Requirements =>
Restate each line of the listing exactly, without carrying over any pictures.

** begin **

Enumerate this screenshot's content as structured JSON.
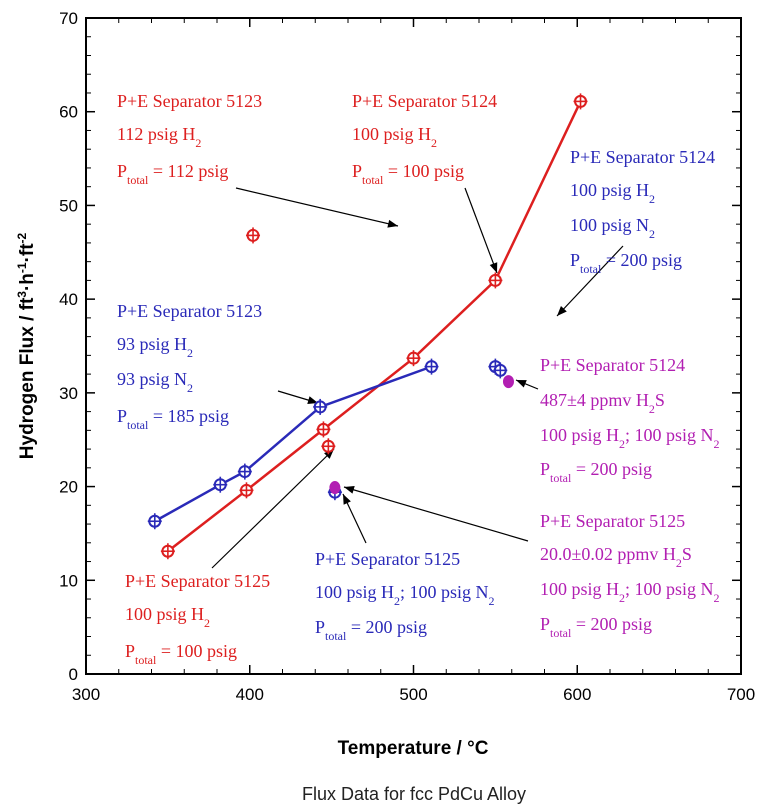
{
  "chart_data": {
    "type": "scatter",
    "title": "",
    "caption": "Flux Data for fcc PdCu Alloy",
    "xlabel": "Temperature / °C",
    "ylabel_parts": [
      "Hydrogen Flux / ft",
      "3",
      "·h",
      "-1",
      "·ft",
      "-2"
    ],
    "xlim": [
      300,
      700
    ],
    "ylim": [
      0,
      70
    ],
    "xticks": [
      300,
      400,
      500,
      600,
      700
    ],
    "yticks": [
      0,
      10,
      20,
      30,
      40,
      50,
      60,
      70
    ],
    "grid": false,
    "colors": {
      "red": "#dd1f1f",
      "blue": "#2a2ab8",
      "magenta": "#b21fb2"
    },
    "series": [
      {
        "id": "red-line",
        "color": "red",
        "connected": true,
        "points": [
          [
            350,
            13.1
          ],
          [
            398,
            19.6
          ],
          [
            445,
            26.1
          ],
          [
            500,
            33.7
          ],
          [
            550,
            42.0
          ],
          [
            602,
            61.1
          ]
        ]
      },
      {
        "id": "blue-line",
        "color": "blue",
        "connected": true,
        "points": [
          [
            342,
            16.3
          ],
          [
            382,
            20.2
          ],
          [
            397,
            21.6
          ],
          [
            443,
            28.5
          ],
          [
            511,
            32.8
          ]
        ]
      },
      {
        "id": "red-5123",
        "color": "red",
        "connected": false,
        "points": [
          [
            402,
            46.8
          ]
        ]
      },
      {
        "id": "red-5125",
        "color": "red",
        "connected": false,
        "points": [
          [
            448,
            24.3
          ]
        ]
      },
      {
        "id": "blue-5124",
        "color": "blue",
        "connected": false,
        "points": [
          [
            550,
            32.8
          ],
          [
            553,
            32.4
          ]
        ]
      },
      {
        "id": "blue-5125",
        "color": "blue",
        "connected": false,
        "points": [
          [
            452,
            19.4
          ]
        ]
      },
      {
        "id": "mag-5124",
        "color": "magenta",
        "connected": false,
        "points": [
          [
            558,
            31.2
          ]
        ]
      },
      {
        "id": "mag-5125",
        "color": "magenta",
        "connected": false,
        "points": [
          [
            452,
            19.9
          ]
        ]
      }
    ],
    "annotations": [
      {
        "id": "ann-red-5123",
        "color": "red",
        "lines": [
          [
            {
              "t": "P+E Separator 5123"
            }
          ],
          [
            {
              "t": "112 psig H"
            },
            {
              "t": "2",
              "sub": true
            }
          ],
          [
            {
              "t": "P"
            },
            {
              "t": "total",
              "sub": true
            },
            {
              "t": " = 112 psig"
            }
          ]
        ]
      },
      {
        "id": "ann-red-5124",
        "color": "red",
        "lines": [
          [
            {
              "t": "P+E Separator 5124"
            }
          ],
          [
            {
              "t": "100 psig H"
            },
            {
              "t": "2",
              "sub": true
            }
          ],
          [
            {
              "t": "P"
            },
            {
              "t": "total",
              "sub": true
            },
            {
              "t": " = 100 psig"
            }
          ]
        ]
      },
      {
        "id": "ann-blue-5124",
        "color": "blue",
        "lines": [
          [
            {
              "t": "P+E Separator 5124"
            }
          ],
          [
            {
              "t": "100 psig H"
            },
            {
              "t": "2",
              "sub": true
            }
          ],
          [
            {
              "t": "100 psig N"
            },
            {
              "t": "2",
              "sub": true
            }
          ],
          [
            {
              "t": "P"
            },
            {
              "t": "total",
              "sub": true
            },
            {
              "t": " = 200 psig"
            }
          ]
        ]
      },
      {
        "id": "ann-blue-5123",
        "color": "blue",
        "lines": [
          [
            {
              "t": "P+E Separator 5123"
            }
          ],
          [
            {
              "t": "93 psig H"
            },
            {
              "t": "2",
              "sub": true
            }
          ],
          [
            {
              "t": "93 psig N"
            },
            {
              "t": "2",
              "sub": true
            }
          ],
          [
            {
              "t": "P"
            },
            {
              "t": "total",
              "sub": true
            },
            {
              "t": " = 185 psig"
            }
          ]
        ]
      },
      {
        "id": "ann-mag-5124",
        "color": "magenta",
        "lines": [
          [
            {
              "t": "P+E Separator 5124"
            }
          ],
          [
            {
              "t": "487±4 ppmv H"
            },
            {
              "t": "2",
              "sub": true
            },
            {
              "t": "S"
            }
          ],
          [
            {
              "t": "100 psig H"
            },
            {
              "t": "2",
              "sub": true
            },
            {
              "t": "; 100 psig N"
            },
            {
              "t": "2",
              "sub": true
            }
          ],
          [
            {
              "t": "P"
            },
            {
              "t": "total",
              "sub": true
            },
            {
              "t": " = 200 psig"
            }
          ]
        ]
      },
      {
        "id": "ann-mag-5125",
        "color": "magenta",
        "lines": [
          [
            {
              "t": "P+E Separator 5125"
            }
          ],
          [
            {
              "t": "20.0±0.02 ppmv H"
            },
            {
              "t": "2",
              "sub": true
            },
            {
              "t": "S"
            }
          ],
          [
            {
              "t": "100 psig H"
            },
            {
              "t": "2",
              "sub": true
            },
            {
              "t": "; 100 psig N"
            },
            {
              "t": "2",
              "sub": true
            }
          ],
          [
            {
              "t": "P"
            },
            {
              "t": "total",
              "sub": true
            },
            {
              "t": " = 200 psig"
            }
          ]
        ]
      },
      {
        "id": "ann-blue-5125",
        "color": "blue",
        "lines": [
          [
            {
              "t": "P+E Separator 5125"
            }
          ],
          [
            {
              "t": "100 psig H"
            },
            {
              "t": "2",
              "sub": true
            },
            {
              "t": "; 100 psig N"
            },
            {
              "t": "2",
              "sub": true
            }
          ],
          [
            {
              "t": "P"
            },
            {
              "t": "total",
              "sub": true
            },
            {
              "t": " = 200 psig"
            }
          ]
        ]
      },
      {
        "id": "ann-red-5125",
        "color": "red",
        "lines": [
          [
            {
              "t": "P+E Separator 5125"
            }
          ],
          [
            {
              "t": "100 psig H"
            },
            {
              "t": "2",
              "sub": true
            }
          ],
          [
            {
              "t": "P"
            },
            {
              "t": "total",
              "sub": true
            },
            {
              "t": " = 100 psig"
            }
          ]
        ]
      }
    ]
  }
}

** end **

Exercise solution =>
Enumerate this screenshot's content as structured JSON.
{
  "chart_data": {
    "type": "scatter",
    "title": "",
    "caption": "Flux Data for fcc PdCu Alloy",
    "xlabel": "Temperature / °C",
    "ylabel_parts": [
      "Hydrogen Flux / ft",
      "3",
      "·h",
      "-1",
      "·ft",
      "-2"
    ],
    "xlim": [
      300,
      700
    ],
    "ylim": [
      0,
      70
    ],
    "xticks": [
      300,
      400,
      500,
      600,
      700
    ],
    "yticks": [
      0,
      10,
      20,
      30,
      40,
      50,
      60,
      70
    ],
    "grid": false,
    "colors": {
      "red": "#dd1f1f",
      "blue": "#2a2ab8",
      "magenta": "#b21fb2"
    },
    "series": [
      {
        "id": "red-line",
        "color": "red",
        "connected": true,
        "points": [
          [
            350,
            13.1
          ],
          [
            398,
            19.6
          ],
          [
            445,
            26.1
          ],
          [
            500,
            33.7
          ],
          [
            550,
            42.0
          ],
          [
            602,
            61.1
          ]
        ]
      },
      {
        "id": "blue-line",
        "color": "blue",
        "connected": true,
        "points": [
          [
            342,
            16.3
          ],
          [
            382,
            20.2
          ],
          [
            397,
            21.6
          ],
          [
            443,
            28.5
          ],
          [
            511,
            32.8
          ]
        ]
      },
      {
        "id": "red-5123",
        "color": "red",
        "connected": false,
        "points": [
          [
            402,
            46.8
          ]
        ]
      },
      {
        "id": "red-5125",
        "color": "red",
        "connected": false,
        "points": [
          [
            448,
            24.3
          ]
        ]
      },
      {
        "id": "blue-5124",
        "color": "blue",
        "connected": false,
        "points": [
          [
            550,
            32.8
          ],
          [
            553,
            32.4
          ]
        ]
      },
      {
        "id": "blue-5125",
        "color": "blue",
        "connected": false,
        "points": [
          [
            452,
            19.4
          ]
        ]
      },
      {
        "id": "mag-5124",
        "color": "magenta",
        "connected": false,
        "points": [
          [
            558,
            31.2
          ]
        ]
      },
      {
        "id": "mag-5125",
        "color": "magenta",
        "connected": false,
        "points": [
          [
            452,
            19.9
          ]
        ]
      }
    ],
    "annotations": [
      {
        "id": "ann-red-5123",
        "color": "red",
        "lines": [
          [
            {
              "t": "P+E Separator 5123"
            }
          ],
          [
            {
              "t": "112 psig H"
            },
            {
              "t": "2",
              "sub": true
            }
          ],
          [
            {
              "t": "P"
            },
            {
              "t": "total",
              "sub": true
            },
            {
              "t": " = 112 psig"
            }
          ]
        ]
      },
      {
        "id": "ann-red-5124",
        "color": "red",
        "lines": [
          [
            {
              "t": "P+E Separator 5124"
            }
          ],
          [
            {
              "t": "100 psig H"
            },
            {
              "t": "2",
              "sub": true
            }
          ],
          [
            {
              "t": "P"
            },
            {
              "t": "total",
              "sub": true
            },
            {
              "t": " = 100 psig"
            }
          ]
        ]
      },
      {
        "id": "ann-blue-5124",
        "color": "blue",
        "lines": [
          [
            {
              "t": "P+E Separator 5124"
            }
          ],
          [
            {
              "t": "100 psig H"
            },
            {
              "t": "2",
              "sub": true
            }
          ],
          [
            {
              "t": "100 psig N"
            },
            {
              "t": "2",
              "sub": true
            }
          ],
          [
            {
              "t": "P"
            },
            {
              "t": "total",
              "sub": true
            },
            {
              "t": " = 200 psig"
            }
          ]
        ]
      },
      {
        "id": "ann-blue-5123",
        "color": "blue",
        "lines": [
          [
            {
              "t": "P+E Separator 5123"
            }
          ],
          [
            {
              "t": "93 psig H"
            },
            {
              "t": "2",
              "sub": true
            }
          ],
          [
            {
              "t": "93 psig N"
            },
            {
              "t": "2",
              "sub": true
            }
          ],
          [
            {
              "t": "P"
            },
            {
              "t": "total",
              "sub": true
            },
            {
              "t": " = 185 psig"
            }
          ]
        ]
      },
      {
        "id": "ann-mag-5124",
        "color": "magenta",
        "lines": [
          [
            {
              "t": "P+E Separator 5124"
            }
          ],
          [
            {
              "t": "487±4 ppmv H"
            },
            {
              "t": "2",
              "sub": true
            },
            {
              "t": "S"
            }
          ],
          [
            {
              "t": "100 psig H"
            },
            {
              "t": "2",
              "sub": true
            },
            {
              "t": "; 100 psig N"
            },
            {
              "t": "2",
              "sub": true
            }
          ],
          [
            {
              "t": "P"
            },
            {
              "t": "total",
              "sub": true
            },
            {
              "t": " = 200 psig"
            }
          ]
        ]
      },
      {
        "id": "ann-mag-5125",
        "color": "magenta",
        "lines": [
          [
            {
              "t": "P+E Separator 5125"
            }
          ],
          [
            {
              "t": "20.0±0.02 ppmv H"
            },
            {
              "t": "2",
              "sub": true
            },
            {
              "t": "S"
            }
          ],
          [
            {
              "t": "100 psig H"
            },
            {
              "t": "2",
              "sub": true
            },
            {
              "t": "; 100 psig N"
            },
            {
              "t": "2",
              "sub": true
            }
          ],
          [
            {
              "t": "P"
            },
            {
              "t": "total",
              "sub": true
            },
            {
              "t": " = 200 psig"
            }
          ]
        ]
      },
      {
        "id": "ann-blue-5125",
        "color": "blue",
        "lines": [
          [
            {
              "t": "P+E Separator 5125"
            }
          ],
          [
            {
              "t": "100 psig H"
            },
            {
              "t": "2",
              "sub": true
            },
            {
              "t": "; 100 psig N"
            },
            {
              "t": "2",
              "sub": true
            }
          ],
          [
            {
              "t": "P"
            },
            {
              "t": "total",
              "sub": true
            },
            {
              "t": " = 200 psig"
            }
          ]
        ]
      },
      {
        "id": "ann-red-5125",
        "color": "red",
        "lines": [
          [
            {
              "t": "P+E Separator 5125"
            }
          ],
          [
            {
              "t": "100 psig H"
            },
            {
              "t": "2",
              "sub": true
            }
          ],
          [
            {
              "t": "P"
            },
            {
              "t": "total",
              "sub": true
            },
            {
              "t": " = 100 psig"
            }
          ]
        ]
      }
    ]
  }
}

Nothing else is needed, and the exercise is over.